--- start of Input ---

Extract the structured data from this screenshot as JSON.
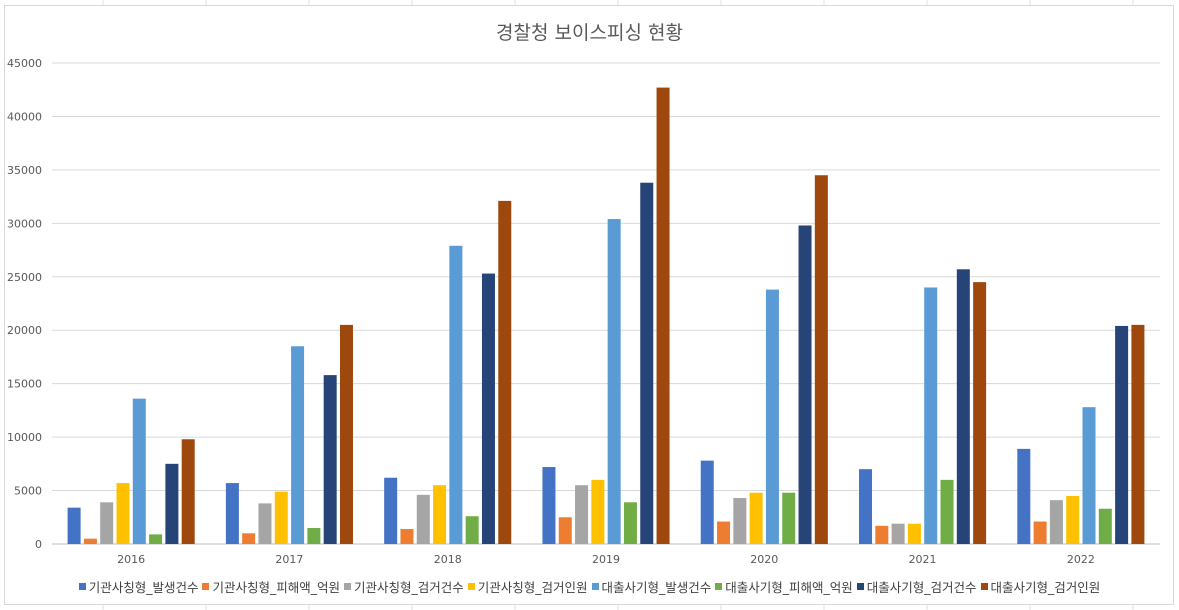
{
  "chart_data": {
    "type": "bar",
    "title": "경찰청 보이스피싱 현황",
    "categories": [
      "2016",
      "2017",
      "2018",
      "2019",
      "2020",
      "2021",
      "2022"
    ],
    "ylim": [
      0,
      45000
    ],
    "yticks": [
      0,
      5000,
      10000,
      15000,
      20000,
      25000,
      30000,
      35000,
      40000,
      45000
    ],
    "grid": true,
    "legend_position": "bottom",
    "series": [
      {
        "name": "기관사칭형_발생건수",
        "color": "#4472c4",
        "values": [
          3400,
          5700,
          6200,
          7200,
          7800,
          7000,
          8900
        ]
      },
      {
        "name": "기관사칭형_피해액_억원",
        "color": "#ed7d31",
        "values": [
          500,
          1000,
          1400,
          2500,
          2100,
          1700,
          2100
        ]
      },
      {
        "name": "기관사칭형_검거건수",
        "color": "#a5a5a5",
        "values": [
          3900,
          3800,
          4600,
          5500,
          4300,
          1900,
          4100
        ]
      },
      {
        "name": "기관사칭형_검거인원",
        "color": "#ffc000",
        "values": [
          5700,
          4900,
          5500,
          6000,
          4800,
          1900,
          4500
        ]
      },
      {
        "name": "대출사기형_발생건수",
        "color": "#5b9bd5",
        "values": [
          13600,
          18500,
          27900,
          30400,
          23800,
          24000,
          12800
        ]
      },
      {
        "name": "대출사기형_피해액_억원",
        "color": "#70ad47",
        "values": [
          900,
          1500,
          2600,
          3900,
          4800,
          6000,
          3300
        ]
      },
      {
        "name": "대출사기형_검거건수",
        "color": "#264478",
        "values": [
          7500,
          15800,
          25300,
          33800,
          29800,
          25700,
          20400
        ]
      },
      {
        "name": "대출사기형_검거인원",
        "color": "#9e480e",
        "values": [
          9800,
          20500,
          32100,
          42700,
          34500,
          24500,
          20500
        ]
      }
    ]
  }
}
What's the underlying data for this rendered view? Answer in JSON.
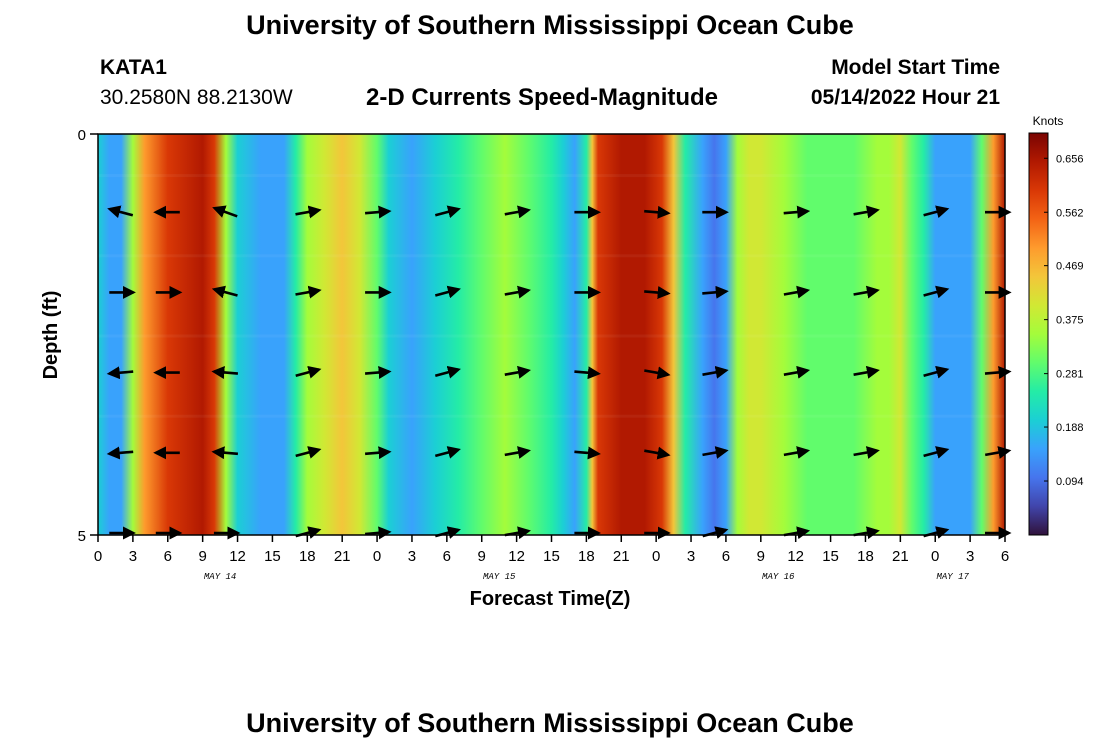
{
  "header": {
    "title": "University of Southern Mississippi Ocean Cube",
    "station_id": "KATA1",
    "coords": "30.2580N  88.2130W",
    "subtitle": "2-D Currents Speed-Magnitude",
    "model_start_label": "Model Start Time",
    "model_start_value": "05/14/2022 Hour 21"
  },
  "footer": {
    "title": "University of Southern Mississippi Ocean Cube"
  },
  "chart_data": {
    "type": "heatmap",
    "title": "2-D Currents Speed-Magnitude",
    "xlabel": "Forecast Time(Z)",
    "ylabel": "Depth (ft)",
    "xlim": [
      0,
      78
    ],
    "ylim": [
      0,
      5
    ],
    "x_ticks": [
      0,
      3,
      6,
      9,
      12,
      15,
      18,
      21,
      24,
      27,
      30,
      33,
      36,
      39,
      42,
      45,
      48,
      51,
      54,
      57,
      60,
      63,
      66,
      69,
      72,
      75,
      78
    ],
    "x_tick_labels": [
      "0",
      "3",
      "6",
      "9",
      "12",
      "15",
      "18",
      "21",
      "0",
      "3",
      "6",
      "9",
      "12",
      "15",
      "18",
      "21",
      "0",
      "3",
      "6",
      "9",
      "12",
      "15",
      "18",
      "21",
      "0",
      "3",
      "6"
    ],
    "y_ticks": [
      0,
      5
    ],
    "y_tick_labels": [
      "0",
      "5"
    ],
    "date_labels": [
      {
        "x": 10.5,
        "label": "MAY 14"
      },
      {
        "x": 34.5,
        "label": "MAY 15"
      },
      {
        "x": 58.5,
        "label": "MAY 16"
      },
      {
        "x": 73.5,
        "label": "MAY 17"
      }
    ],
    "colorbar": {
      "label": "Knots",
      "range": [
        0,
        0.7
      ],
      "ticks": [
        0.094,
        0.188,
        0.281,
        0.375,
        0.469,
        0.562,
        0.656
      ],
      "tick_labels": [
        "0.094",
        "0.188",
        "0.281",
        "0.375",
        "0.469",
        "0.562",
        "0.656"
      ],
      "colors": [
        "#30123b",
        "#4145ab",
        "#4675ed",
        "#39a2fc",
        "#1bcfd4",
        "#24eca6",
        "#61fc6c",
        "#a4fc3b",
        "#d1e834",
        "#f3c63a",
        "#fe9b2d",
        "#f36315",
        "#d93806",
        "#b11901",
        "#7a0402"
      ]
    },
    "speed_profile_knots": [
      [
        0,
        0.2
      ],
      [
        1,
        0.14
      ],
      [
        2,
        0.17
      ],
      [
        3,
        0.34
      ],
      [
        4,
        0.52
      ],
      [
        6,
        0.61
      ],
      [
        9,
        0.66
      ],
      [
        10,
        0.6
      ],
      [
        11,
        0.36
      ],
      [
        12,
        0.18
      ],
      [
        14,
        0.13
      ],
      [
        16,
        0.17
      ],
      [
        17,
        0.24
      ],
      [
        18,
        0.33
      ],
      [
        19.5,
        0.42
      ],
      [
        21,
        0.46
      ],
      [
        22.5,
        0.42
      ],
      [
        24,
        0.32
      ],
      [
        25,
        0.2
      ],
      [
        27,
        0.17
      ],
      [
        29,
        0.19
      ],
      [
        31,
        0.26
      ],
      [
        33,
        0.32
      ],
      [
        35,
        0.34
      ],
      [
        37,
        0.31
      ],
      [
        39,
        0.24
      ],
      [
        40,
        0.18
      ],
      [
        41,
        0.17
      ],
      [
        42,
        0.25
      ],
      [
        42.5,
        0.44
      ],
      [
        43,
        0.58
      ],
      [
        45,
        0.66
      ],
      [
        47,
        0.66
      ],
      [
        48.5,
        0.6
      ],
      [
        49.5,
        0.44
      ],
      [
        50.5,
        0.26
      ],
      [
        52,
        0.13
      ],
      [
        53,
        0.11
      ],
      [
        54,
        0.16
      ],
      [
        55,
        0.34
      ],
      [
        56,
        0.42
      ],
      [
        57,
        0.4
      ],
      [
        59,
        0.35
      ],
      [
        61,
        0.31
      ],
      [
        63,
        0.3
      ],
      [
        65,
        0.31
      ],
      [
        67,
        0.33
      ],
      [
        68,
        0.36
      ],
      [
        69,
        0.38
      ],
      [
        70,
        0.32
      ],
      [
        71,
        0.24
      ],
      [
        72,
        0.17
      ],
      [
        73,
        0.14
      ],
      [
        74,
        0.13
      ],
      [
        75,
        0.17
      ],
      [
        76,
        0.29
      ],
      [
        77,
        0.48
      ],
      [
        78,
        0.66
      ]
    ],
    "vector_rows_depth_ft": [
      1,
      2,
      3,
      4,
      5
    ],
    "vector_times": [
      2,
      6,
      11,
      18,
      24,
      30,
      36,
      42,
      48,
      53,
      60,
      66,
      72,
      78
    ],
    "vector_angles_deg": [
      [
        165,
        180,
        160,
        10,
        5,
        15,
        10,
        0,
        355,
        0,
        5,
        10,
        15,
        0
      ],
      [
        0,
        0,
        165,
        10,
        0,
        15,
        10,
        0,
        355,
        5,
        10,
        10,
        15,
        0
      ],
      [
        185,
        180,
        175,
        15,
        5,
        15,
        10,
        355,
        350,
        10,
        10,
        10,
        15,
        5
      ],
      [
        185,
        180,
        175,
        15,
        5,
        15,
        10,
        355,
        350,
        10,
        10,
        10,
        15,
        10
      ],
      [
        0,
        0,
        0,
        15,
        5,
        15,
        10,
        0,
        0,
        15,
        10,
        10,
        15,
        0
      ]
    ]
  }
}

--- end of Input ---

> _Work required_
Pull every line holding "Mississippi" out of the records.

> _Solution to this problem_
    "title": "University of Southern Mississippi Ocean Cube",
    "title": "University of Southern Mississippi Ocean Cube"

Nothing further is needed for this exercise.